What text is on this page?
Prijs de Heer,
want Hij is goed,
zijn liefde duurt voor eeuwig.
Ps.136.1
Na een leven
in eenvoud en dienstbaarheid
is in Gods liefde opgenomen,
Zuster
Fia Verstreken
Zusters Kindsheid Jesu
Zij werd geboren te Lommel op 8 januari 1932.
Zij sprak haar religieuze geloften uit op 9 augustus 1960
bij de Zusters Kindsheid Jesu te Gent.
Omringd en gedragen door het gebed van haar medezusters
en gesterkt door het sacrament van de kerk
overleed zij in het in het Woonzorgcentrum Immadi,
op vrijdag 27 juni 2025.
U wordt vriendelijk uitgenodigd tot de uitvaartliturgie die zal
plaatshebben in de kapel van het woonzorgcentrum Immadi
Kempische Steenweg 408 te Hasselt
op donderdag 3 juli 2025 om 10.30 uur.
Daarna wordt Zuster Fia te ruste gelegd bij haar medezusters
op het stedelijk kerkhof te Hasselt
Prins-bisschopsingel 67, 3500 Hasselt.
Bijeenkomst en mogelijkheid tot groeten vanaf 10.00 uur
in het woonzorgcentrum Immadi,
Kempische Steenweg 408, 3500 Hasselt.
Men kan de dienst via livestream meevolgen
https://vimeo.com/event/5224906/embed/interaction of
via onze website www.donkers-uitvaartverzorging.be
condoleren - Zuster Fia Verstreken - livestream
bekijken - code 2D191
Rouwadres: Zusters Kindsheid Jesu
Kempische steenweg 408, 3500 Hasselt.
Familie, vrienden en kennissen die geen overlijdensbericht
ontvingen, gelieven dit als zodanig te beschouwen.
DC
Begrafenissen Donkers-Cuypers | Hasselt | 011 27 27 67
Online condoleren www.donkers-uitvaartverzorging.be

### What is being asked
Transcribe each line above exactly; skip none.

### Task response
What text is on this page?
Prijs de Heer,
want Hij is goed,
zijn liefde duurt voor eeuwig.
Ps.136.1
Na een leven
in eenvoud en dienstbaarheid
is in Gods liefde opgenomen,
Zuster
Fia Verstreken
Zusters Kindsheid Jesu
Zij werd geboren te Lommel op 8 januari 1932.
Zij sprak haar religieuze geloften uit op 9 augustus 1960
bij de Zusters Kindsheid Jesu te Gent.
Omringd en gedragen door het gebed van haar medezusters
en gesterkt door het sacrament van de kerk
overleed zij in het in het Woonzorgcentrum Immadi,
op vrijdag 27 juni 2025.
U wordt vriendelijk uitgenodigd tot de uitvaartliturgie die zal
plaatshebben in de kapel van het woonzorgcentrum Immadi
Kempische Steenweg 408 te Hasselt
op donderdag 3 juli 2025 om 10.30 uur.
Daarna wordt Zuster Fia te ruste gelegd bij haar medezusters
op het stedelijk kerkhof te Hasselt
Prins-bisschopsingel 67, 3500 Hasselt.
Bijeenkomst en mogelijkheid tot groeten vanaf 10.00 uur
in het woonzorgcentrum Immadi,
Kempische Steenweg 408, 3500 Hasselt.
Men kan de dienst via livestream meevolgen
https://vimeo.com/event/5224906/embed/interaction of
via onze website www.donkers-uitvaartverzorging.be
condoleren - Zuster Fia Verstreken - livestream
bekijken - code 2D191
Rouwadres: Zusters Kindsheid Jesu
Kempische steenweg 408, 3500 Hasselt.
Familie, vrienden en kennissen die geen overlijdensbericht
ontvingen, gelieven dit als zodanig te beschouwen.
DC
Begrafenissen Donkers-Cuypers | Hasselt | 011 27 27 67
Online condoleren www.donkers-uitvaartverzorging.be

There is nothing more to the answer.